* TO DO
Can you print every record below exactly as written?

* Saved data entries
◇ ◇ ◇

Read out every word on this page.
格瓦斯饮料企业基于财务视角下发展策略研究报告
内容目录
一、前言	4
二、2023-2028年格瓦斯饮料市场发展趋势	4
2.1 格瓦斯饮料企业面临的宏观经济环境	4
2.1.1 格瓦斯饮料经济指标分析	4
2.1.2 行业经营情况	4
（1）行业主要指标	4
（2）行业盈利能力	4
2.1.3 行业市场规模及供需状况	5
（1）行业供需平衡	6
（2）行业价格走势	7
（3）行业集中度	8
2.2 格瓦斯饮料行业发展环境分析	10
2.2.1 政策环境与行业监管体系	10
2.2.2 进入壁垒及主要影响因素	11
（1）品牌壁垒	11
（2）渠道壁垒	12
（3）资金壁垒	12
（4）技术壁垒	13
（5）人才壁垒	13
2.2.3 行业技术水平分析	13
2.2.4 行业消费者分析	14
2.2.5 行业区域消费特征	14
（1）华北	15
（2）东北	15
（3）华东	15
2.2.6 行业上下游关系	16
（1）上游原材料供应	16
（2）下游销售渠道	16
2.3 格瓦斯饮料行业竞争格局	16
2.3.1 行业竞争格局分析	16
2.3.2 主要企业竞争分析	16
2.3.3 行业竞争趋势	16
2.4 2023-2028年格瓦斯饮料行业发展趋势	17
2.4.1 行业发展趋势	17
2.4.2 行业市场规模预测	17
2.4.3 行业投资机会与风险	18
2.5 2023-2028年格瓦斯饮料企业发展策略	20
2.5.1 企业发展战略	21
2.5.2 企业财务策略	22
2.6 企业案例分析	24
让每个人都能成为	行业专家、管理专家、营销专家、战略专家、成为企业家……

◇ ◇ ◇

* ANSWER TO THIS EXERCISE
Read out every word on this page.
格瓦斯饮料企业基于财务视角下发展策略研究报告
内容目录
一、前言	4
二、2023-2028年格瓦斯饮料市场发展趋势	4
2.1 格瓦斯饮料企业面临的宏观经济环境	4
2.1.1 格瓦斯饮料经济指标分析	4
2.1.2 行业经营情况	4
（1）行业主要指标	4
（2）行业盈利能力	4
2.1.3 行业市场规模及供需状况	5
（1）行业供需平衡	6
（2）行业价格走势	7
（3）行业集中度	8
2.2 格瓦斯饮料行业发展环境分析	10
2.2.1 政策环境与行业监管体系	10
2.2.2 进入壁垒及主要影响因素	11
（1）品牌壁垒	11
（2）渠道壁垒	12
（3）资金壁垒	12
（4）技术壁垒	13
（5）人才壁垒	13
2.2.3 行业技术水平分析	13
2.2.4 行业消费者分析	14
2.2.5 行业区域消费特征	14
（1）华北	15
（2）东北	15
（3）华东	15
2.2.6 行业上下游关系	16
（1）上游原材料供应	16
（2）下游销售渠道	16
2.3 格瓦斯饮料行业竞争格局	16
2.3.1 行业竞争格局分析	16
2.3.2 主要企业竞争分析	16
2.3.3 行业竞争趋势	16
2.4 2023-2028年格瓦斯饮料行业发展趋势	17
2.4.1 行业发展趋势	17
2.4.2 行业市场规模预测	17
2.4.3 行业投资机会与风险	18
2.5 2023-2028年格瓦斯饮料企业发展策略	20
2.5.1 企业发展战略	21
2.5.2 企业财务策略	22
2.6 企业案例分析	24
让每个人都能成为	行业专家、管理专家、营销专家、战略专家、成为企业家……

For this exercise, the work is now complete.